### [Problem to solve]
Gather up every line from the entries below that uses the word "title".

### [Record set]
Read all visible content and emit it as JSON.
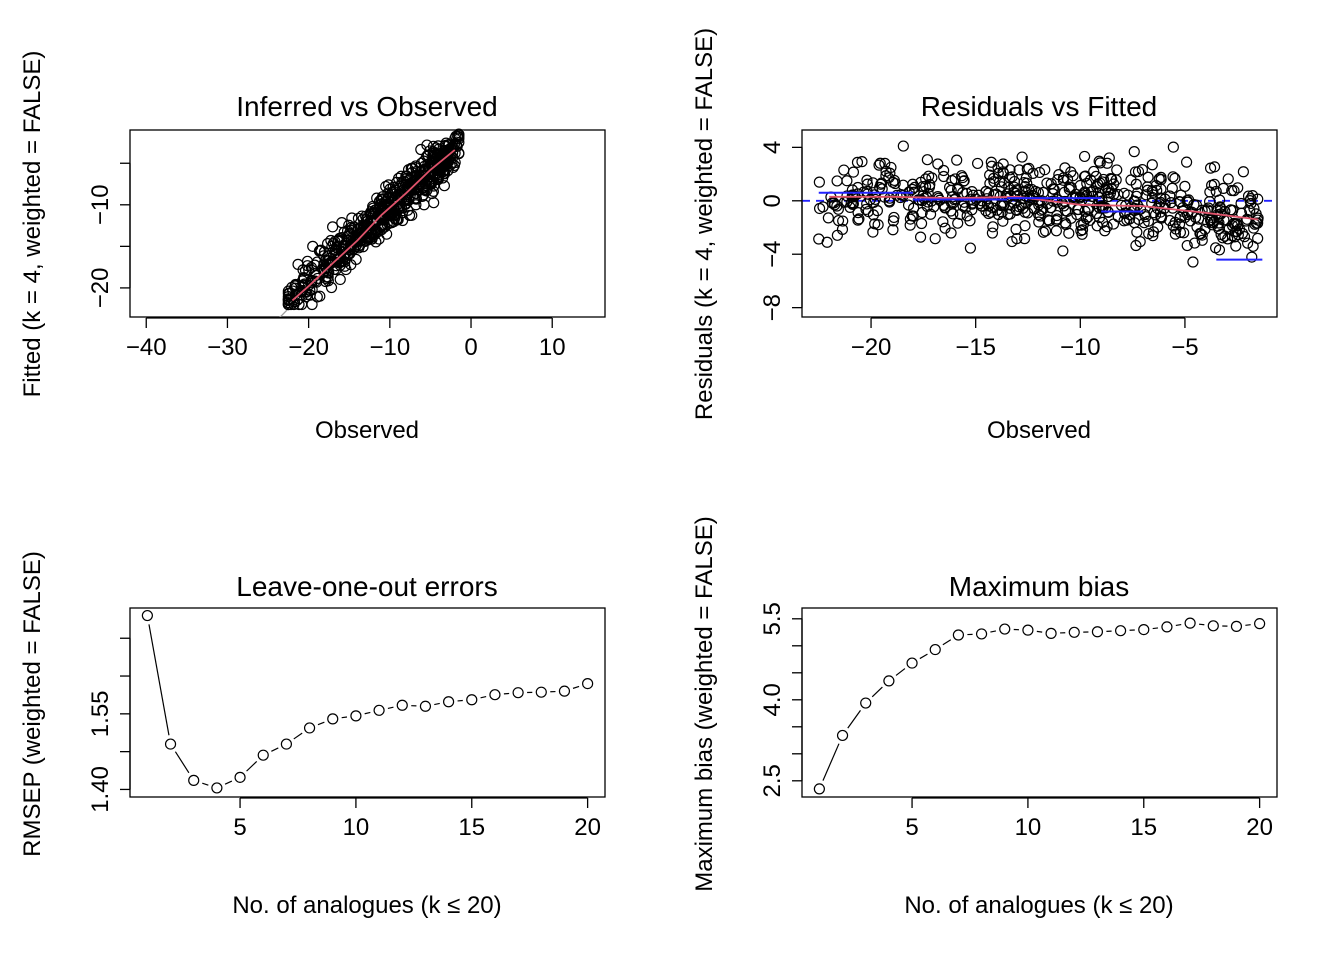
{
  "chart_data": [
    {
      "type": "scatter",
      "title": "Inferred vs Observed",
      "xlabel": "Observed",
      "ylabel": "Fitted (k = 4, weighted = FALSE)",
      "xlim": [
        -42,
        16.5
      ],
      "ylim": [
        -23.5,
        -1
      ],
      "xticks": [
        -40,
        -30,
        -20,
        -10,
        0,
        10
      ],
      "yticks": [
        -20,
        -10
      ],
      "ytick_labels_extra": "unlabelled tick at -15, -5",
      "reference_line": "1:1 line (grey)",
      "smoother": "lowess (red)",
      "n_points": 600,
      "point_cloud": {
        "x_range": [
          -22.5,
          -1.5
        ],
        "y_range": [
          -22,
          -1.5
        ],
        "relation": "strong positive linear, slope < 1 at extremes"
      },
      "smooth_line": {
        "x": [
          -22,
          -20,
          -17,
          -14,
          -11,
          -8,
          -5,
          -2
        ],
        "y": [
          -21.5,
          -19.8,
          -17,
          -14.3,
          -11.2,
          -8.6,
          -5.8,
          -3.4
        ]
      }
    },
    {
      "type": "scatter",
      "title": "Residuals vs Fitted",
      "xlabel": "Observed",
      "ylabel": "Residuals (k = 4, weighted = FALSE)",
      "xlim": [
        -23.3,
        -0.6
      ],
      "ylim": [
        -8.7,
        5.3
      ],
      "xticks": [
        -20,
        -15,
        -10,
        -5
      ],
      "yticks": [
        -8,
        -4,
        0,
        4
      ],
      "zero_line": "dashed blue at 0",
      "smoother": "lowess (red)",
      "n_points": 600,
      "smooth_line": {
        "x": [
          -22,
          -19,
          -16,
          -13,
          -10,
          -7,
          -4,
          -1.5
        ],
        "y": [
          0.3,
          0.3,
          0.2,
          0.3,
          -0.3,
          -0.4,
          -0.9,
          -1.4
        ]
      },
      "bias_segments": [
        {
          "x0": -22.5,
          "x1": -18,
          "y": 0.6
        },
        {
          "x0": -18,
          "x1": -13.5,
          "y": 0.1
        },
        {
          "x0": -13.5,
          "x1": -9,
          "y": 0.2
        },
        {
          "x0": -9,
          "x1": -7,
          "y": -0.8
        },
        {
          "x0": -3.5,
          "x1": -1.3,
          "y": -4.4
        }
      ]
    },
    {
      "type": "line",
      "title": "Leave-one-out errors",
      "xlabel": "No. of analogues (k ≤ 20)",
      "ylabel": "RMSEP (weighted = FALSE)",
      "xlim": [
        0.25,
        20.75
      ],
      "ylim": [
        1.385,
        1.76
      ],
      "xticks": [
        5,
        10,
        15,
        20
      ],
      "yticks": [
        1.4,
        1.55
      ],
      "minor_yticks": [
        1.4,
        1.475,
        1.55,
        1.625,
        1.7
      ],
      "x": [
        1,
        2,
        3,
        4,
        5,
        6,
        7,
        8,
        9,
        10,
        11,
        12,
        13,
        14,
        15,
        16,
        17,
        18,
        19,
        20
      ],
      "values": [
        1.745,
        1.49,
        1.418,
        1.403,
        1.424,
        1.468,
        1.49,
        1.522,
        1.54,
        1.546,
        1.557,
        1.567,
        1.565,
        1.574,
        1.578,
        1.588,
        1.592,
        1.593,
        1.595,
        1.61
      ]
    },
    {
      "type": "line",
      "title": "Maximum bias",
      "xlabel": "No. of analogues (k ≤ 20)",
      "ylabel": "Maximum bias (weighted = FALSE)",
      "xlim": [
        0.25,
        20.75
      ],
      "ylim": [
        2.2,
        5.7
      ],
      "xticks": [
        5,
        10,
        15,
        20
      ],
      "yticks": [
        2.5,
        4.0,
        5.5
      ],
      "minor_yticks": [
        2.5,
        3.0,
        3.5,
        4.0,
        4.5,
        5.0,
        5.5
      ],
      "x": [
        1,
        2,
        3,
        4,
        5,
        6,
        7,
        8,
        9,
        10,
        11,
        12,
        13,
        14,
        15,
        16,
        17,
        18,
        19,
        20
      ],
      "values": [
        2.35,
        3.34,
        3.94,
        4.35,
        4.68,
        4.93,
        5.2,
        5.22,
        5.31,
        5.29,
        5.23,
        5.25,
        5.26,
        5.28,
        5.3,
        5.35,
        5.42,
        5.37,
        5.36,
        5.41
      ]
    }
  ],
  "colors": {
    "points": "#000000",
    "smooth": "#DF536B",
    "reference": "#9E9E9E",
    "zero_line": "#2323ff",
    "bias": "#2323ff"
  }
}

### [Full response]
      "title": "Inferred vs Observed",
      "title": "Residuals vs Fitted",
      "title": "Leave-one-out errors",
      "title": "Maximum bias",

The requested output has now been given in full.